◆ Do this:
Return each line holding the string "RETEH".
[Start]
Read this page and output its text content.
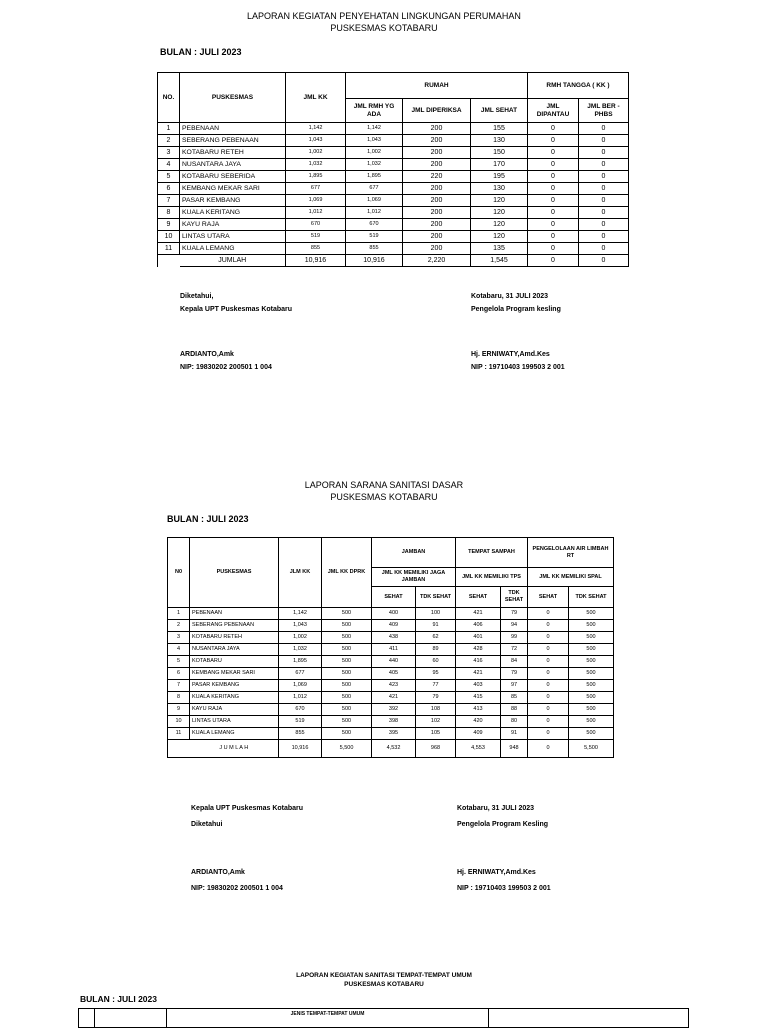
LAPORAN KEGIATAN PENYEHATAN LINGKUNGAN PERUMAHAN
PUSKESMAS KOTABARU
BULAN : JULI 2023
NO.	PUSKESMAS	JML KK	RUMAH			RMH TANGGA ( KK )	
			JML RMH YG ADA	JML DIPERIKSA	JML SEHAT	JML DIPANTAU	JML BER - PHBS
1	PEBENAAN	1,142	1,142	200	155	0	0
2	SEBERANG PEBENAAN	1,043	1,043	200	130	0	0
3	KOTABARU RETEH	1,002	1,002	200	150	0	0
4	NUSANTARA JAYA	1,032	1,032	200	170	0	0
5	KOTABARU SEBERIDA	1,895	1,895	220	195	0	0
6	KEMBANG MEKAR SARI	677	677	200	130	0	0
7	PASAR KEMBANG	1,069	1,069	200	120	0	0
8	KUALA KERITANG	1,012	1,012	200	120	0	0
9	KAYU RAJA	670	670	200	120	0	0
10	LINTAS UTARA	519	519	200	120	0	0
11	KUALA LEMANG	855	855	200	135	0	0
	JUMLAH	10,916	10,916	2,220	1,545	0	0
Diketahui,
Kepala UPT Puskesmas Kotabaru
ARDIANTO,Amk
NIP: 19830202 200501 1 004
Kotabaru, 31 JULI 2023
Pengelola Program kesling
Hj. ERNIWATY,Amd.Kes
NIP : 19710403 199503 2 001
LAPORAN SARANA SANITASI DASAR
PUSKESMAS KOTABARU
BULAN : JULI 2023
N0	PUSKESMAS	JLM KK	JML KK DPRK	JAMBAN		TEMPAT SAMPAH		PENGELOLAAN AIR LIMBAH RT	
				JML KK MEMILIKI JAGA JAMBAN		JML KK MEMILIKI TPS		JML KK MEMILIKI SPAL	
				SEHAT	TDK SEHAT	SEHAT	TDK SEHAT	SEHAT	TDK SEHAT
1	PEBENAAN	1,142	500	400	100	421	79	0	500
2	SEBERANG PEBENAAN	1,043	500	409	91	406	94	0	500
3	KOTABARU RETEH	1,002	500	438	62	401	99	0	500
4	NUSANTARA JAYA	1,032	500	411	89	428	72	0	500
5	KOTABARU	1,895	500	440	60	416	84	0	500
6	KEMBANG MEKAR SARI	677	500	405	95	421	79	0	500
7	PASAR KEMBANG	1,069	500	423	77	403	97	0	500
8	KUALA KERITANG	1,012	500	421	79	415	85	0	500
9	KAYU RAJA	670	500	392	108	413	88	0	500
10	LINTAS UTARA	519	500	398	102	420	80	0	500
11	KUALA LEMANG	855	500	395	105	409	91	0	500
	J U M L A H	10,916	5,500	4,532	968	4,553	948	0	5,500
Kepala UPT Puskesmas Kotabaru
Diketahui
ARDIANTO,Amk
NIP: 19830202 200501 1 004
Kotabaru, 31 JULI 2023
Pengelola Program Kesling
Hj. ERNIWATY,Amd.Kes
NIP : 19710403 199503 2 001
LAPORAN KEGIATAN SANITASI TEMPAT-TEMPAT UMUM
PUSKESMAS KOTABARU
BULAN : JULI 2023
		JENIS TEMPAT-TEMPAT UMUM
[End]
◆ Response:
3	KOTABARU RETEH	1,002	1,002	200	150	0	0
3	KOTABARU RETEH	1,002	500	438	62	401	99	0	500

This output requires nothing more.